§ Task to complete
Swap "australia-coast" for "australia-outline" and write out again only the part of the records that runs from the start through the line containing "colorbar-tick-label: 10.0 —", with everything else left the same.

§ Provided data
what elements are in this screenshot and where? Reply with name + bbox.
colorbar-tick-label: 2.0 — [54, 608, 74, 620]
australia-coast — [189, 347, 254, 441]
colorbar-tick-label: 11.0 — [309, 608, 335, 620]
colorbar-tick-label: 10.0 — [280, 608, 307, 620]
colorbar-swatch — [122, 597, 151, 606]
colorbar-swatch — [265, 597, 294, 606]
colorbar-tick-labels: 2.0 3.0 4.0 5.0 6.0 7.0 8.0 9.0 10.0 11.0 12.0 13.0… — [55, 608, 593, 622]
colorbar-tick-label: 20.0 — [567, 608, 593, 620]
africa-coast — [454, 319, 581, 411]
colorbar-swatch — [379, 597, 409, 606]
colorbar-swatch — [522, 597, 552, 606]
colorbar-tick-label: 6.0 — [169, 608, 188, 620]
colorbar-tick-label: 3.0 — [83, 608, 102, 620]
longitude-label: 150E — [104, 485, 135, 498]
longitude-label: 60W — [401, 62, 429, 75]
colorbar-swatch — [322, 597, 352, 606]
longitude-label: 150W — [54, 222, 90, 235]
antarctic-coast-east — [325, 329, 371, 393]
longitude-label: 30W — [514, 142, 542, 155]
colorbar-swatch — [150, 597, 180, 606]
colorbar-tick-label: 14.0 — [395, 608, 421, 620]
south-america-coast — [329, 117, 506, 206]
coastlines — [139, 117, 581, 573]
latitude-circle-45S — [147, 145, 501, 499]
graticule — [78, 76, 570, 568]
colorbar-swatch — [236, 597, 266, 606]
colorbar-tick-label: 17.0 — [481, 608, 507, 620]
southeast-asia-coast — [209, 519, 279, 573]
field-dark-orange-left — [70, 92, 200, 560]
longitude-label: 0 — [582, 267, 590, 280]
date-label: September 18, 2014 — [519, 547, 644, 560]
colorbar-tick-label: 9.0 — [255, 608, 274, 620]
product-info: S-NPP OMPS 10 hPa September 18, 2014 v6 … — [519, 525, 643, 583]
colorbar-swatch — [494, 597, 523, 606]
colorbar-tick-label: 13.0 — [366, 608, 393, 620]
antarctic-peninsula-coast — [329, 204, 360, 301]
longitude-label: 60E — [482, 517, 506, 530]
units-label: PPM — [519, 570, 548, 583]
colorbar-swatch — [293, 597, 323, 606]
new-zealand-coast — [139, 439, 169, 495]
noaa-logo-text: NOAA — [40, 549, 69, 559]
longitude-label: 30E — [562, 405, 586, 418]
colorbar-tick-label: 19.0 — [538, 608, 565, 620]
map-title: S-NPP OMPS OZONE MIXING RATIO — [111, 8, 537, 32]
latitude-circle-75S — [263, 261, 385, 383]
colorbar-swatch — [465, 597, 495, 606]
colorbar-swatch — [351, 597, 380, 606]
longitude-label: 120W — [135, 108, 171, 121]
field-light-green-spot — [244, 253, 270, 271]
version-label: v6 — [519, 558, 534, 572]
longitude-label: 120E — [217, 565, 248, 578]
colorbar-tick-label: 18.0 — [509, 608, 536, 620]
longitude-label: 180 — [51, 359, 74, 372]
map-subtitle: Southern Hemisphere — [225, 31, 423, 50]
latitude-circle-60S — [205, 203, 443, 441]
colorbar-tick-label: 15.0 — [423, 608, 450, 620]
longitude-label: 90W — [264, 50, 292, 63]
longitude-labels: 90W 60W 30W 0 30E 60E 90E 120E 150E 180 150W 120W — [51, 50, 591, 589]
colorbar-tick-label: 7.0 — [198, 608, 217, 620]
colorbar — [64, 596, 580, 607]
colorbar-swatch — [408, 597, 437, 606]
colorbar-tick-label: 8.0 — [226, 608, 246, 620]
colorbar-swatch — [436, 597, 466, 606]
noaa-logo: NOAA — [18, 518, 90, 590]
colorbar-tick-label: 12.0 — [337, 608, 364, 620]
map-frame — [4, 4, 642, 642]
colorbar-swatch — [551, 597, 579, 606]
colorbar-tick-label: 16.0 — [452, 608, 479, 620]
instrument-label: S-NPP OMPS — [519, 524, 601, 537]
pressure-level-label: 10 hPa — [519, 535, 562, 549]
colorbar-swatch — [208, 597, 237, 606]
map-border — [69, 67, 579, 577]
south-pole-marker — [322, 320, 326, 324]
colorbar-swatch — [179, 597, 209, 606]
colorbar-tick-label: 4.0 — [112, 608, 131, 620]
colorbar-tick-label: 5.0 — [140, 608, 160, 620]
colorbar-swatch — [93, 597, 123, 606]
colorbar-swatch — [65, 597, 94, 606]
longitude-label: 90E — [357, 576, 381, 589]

§ Answer for the task
what elements are in this screenshot and where? Reply with name + bbox.
colorbar-tick-label: 2.0 — [54, 608, 74, 620]
australia-outline — [189, 347, 254, 441]
colorbar-tick-label: 11.0 — [309, 608, 335, 620]
colorbar-tick-label: 10.0 — [280, 608, 307, 620]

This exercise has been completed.